▶ _What is being asked_
Show every line of the records below that contains the word "doorway".

--- START Source material ---

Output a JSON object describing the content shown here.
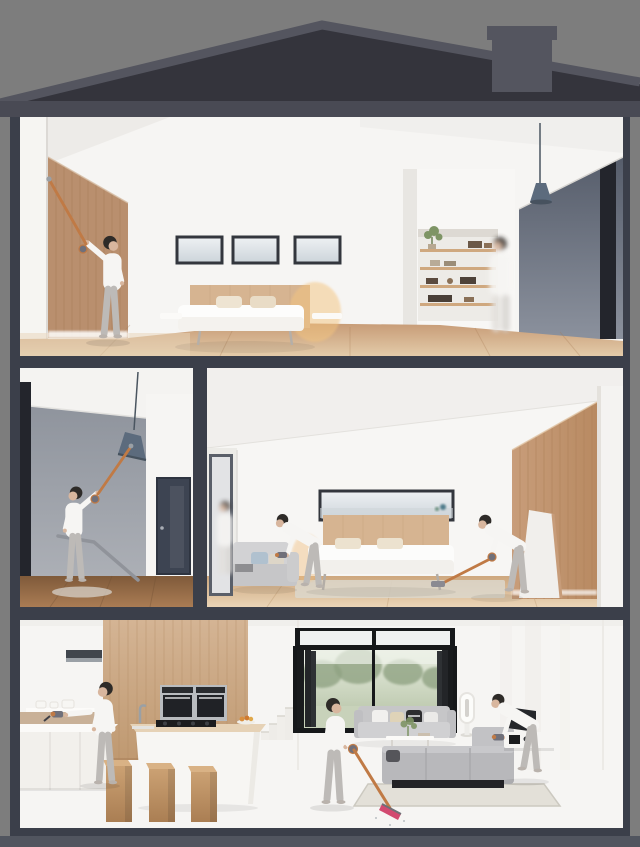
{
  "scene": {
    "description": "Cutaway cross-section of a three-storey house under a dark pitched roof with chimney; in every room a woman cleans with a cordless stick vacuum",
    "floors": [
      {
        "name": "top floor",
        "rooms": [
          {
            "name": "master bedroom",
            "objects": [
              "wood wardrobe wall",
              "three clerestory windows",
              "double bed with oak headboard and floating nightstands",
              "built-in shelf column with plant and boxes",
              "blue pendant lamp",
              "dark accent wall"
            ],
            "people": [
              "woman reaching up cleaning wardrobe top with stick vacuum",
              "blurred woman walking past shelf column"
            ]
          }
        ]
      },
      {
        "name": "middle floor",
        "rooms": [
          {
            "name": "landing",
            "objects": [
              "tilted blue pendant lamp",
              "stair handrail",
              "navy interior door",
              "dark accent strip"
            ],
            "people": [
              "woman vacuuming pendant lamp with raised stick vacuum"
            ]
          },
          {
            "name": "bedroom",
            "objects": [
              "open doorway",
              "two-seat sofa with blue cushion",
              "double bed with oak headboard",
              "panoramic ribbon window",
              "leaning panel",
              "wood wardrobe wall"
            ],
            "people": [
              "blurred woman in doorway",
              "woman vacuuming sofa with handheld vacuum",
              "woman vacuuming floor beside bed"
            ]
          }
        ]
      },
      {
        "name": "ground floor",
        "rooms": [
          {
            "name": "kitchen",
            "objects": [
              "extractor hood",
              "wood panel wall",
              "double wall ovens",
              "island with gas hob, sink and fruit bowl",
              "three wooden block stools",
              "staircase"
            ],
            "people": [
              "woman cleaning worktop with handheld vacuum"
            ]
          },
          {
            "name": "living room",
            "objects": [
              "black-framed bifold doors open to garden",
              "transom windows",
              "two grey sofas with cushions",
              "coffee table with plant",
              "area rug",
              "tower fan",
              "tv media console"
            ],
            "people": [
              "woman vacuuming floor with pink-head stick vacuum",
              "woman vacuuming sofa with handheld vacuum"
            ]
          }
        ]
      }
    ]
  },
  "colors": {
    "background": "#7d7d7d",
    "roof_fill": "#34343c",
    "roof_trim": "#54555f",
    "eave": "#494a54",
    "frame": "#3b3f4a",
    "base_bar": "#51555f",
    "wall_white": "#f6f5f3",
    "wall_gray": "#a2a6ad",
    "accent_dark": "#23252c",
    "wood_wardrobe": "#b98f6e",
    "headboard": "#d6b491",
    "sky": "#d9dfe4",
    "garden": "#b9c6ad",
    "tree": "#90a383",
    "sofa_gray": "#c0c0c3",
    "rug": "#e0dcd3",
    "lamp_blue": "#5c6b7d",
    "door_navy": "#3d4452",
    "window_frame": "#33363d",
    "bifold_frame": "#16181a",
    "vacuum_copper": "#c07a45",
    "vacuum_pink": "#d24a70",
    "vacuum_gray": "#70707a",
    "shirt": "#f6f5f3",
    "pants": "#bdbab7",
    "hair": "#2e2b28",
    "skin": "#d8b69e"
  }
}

--- END Source material ---
--- START Source material ---

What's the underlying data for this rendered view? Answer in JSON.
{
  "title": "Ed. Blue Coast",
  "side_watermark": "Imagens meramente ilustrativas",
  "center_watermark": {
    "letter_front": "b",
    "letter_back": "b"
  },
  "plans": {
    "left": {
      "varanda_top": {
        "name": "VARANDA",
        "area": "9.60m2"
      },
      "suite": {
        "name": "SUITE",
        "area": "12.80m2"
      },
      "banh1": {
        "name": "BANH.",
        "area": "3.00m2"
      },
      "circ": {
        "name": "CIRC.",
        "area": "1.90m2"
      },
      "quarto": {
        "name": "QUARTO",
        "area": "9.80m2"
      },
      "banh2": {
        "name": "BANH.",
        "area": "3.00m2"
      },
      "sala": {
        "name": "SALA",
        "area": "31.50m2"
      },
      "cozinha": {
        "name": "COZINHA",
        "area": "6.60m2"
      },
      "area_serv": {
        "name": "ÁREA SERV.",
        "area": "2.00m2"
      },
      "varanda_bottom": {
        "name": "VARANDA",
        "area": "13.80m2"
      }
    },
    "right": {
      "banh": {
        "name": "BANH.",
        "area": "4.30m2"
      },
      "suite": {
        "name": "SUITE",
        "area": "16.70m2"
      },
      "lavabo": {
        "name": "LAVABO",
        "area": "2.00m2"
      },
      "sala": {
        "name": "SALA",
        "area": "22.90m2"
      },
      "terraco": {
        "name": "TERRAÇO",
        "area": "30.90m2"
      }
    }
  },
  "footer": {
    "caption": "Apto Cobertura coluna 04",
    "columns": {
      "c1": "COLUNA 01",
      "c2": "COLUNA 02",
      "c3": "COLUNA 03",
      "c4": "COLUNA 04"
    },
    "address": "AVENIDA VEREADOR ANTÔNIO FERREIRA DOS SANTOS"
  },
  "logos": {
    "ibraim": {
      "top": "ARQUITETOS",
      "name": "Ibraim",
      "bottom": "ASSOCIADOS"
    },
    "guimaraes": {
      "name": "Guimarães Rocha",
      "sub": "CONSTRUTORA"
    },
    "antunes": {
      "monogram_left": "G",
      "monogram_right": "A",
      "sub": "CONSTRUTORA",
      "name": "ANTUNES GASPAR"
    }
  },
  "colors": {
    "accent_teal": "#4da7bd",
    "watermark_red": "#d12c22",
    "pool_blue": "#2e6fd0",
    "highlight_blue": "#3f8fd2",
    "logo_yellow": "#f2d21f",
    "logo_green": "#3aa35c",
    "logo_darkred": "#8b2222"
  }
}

--- END Source material ---

▶ _Task output_
              "open doorway",
              "blurred woman in doorway",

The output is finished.